### [RECORDS PROVIDED]
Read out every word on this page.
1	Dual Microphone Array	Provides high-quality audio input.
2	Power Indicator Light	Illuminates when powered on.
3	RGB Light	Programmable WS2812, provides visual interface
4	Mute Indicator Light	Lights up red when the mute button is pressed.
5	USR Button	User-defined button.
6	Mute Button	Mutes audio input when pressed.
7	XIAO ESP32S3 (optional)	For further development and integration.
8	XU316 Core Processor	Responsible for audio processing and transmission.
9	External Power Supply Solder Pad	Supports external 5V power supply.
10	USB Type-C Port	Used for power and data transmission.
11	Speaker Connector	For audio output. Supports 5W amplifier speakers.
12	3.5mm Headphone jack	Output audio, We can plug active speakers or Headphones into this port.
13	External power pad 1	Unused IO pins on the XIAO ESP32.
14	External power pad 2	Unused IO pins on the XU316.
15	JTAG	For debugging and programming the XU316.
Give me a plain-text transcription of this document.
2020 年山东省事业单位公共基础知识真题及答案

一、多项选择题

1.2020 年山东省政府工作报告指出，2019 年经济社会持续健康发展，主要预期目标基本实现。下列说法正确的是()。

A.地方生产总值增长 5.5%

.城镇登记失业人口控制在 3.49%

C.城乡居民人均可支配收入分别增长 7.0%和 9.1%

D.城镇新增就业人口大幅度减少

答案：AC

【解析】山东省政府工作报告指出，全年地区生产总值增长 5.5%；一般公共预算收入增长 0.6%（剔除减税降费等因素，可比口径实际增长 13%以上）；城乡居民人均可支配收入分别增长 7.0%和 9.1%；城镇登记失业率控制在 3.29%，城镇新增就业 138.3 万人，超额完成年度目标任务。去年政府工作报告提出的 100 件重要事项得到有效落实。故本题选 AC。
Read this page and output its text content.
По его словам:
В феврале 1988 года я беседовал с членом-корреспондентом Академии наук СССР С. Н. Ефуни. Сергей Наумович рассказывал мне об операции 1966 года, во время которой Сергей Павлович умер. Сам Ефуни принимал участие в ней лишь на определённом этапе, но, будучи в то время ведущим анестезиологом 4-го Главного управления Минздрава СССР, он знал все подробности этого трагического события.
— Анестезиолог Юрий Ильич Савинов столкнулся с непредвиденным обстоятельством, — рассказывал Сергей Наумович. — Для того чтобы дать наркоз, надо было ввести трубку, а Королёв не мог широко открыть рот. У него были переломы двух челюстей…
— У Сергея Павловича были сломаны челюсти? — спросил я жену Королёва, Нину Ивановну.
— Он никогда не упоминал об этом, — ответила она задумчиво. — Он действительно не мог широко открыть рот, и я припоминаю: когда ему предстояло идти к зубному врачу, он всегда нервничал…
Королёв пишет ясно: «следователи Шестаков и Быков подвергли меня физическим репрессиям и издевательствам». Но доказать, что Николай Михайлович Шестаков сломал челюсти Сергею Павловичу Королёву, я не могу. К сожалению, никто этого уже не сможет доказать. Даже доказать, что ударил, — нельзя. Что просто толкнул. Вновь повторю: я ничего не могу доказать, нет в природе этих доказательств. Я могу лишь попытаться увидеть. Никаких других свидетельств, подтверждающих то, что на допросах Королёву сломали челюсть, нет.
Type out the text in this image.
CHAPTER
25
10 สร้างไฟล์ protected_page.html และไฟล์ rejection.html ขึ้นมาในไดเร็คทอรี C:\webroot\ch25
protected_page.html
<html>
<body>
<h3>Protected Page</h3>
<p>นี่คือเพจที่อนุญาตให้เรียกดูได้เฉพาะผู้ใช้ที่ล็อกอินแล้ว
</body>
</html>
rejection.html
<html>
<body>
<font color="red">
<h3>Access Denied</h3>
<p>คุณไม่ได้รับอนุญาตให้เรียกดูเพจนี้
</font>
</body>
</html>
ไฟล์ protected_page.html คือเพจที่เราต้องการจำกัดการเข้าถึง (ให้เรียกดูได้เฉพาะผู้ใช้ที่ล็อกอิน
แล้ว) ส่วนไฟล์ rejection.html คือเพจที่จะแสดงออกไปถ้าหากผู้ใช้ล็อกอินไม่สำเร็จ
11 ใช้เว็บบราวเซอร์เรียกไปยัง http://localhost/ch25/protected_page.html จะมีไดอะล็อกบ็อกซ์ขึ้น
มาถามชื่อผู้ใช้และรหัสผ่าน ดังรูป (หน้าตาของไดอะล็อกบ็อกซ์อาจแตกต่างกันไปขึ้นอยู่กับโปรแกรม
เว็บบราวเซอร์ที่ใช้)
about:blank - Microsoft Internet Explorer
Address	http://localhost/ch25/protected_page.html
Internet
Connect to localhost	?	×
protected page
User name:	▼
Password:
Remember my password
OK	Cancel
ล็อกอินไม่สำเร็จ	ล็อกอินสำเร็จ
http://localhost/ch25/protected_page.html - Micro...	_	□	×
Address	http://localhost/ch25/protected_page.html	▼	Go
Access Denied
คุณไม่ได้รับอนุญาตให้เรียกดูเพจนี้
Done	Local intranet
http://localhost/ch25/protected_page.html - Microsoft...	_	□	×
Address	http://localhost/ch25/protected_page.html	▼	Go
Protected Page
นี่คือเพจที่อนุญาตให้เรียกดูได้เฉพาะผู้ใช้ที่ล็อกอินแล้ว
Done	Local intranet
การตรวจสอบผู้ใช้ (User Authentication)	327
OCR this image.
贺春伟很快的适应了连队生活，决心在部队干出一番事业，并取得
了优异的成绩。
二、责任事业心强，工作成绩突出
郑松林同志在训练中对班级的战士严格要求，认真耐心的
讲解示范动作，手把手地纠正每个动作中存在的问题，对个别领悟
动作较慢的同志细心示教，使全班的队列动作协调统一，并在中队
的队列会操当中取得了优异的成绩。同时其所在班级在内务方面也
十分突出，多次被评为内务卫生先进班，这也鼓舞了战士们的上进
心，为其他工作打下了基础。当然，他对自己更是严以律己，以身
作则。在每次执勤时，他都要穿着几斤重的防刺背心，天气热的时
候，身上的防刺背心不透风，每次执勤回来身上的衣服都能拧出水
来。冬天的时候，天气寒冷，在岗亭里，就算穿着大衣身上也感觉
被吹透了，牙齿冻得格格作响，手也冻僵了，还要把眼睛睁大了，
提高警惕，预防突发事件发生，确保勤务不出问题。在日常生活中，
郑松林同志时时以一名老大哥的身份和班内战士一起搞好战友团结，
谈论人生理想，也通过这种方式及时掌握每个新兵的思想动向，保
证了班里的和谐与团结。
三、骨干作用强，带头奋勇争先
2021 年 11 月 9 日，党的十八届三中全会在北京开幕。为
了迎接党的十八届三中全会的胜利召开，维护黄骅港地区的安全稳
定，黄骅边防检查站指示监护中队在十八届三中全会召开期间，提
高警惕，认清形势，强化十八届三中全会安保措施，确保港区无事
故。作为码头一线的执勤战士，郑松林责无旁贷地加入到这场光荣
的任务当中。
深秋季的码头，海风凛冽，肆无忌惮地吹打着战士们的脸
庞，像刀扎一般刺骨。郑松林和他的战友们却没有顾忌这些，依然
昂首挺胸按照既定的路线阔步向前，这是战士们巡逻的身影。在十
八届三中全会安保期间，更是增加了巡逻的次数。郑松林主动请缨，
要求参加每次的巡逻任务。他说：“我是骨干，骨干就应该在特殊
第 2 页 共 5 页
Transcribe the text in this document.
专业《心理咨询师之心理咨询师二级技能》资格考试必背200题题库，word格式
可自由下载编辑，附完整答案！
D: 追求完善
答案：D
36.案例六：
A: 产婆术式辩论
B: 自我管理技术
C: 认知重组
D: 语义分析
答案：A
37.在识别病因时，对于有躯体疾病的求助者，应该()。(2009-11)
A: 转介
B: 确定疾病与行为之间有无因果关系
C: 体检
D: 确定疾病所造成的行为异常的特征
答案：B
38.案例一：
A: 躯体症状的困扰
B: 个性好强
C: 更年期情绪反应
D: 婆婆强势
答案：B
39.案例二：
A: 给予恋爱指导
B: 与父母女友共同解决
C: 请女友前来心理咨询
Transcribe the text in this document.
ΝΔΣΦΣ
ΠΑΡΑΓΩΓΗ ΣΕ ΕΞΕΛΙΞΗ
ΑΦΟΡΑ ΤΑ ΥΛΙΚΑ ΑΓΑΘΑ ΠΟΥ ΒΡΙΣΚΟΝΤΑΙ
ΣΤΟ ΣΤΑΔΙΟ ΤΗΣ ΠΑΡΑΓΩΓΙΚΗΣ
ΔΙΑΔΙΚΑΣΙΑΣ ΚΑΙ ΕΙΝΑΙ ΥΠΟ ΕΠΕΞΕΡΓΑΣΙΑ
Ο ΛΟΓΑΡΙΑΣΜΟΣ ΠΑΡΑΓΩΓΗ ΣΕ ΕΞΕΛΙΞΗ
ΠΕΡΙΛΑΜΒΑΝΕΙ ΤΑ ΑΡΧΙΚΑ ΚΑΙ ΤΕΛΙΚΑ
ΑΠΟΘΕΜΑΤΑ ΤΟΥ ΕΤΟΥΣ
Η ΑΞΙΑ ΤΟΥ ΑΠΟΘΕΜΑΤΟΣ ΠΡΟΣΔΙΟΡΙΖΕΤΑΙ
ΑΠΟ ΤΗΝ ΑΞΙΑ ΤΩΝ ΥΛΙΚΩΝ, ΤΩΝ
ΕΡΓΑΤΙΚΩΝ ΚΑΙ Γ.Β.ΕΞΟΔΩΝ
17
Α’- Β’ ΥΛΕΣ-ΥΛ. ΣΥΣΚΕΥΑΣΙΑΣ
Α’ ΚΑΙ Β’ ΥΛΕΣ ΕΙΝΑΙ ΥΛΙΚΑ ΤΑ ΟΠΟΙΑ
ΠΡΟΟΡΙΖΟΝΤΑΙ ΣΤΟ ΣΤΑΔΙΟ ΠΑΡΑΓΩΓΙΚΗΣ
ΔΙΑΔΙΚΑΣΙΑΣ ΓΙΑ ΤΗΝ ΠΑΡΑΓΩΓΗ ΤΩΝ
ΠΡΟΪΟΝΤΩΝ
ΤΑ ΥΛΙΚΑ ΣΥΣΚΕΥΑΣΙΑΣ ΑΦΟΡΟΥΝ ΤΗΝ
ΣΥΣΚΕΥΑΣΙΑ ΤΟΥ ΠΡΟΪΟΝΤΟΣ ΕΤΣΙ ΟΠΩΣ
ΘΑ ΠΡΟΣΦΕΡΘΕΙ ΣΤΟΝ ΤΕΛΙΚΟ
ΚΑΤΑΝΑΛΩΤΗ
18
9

### [SET TASK]
In the lines above, find each one with "ญาตให" and list it.

### [ANSWER TO THE TASK]
<p>นี่คือเพจที่อนุญาตให้เรียกดูได้เฉพาะผู้ใช้ที่ล็อกอินแล้ว
<p>คุณไม่ได้รับอนุญาตให้เรียกดูเพจนี้
คุณไม่ได้รับอนุญาตให้เรียกดูเพจนี้
นี่คือเพจที่อนุญาตให้เรียกดูได้เฉพาะผู้ใช้ที่ล็อกอินแล้ว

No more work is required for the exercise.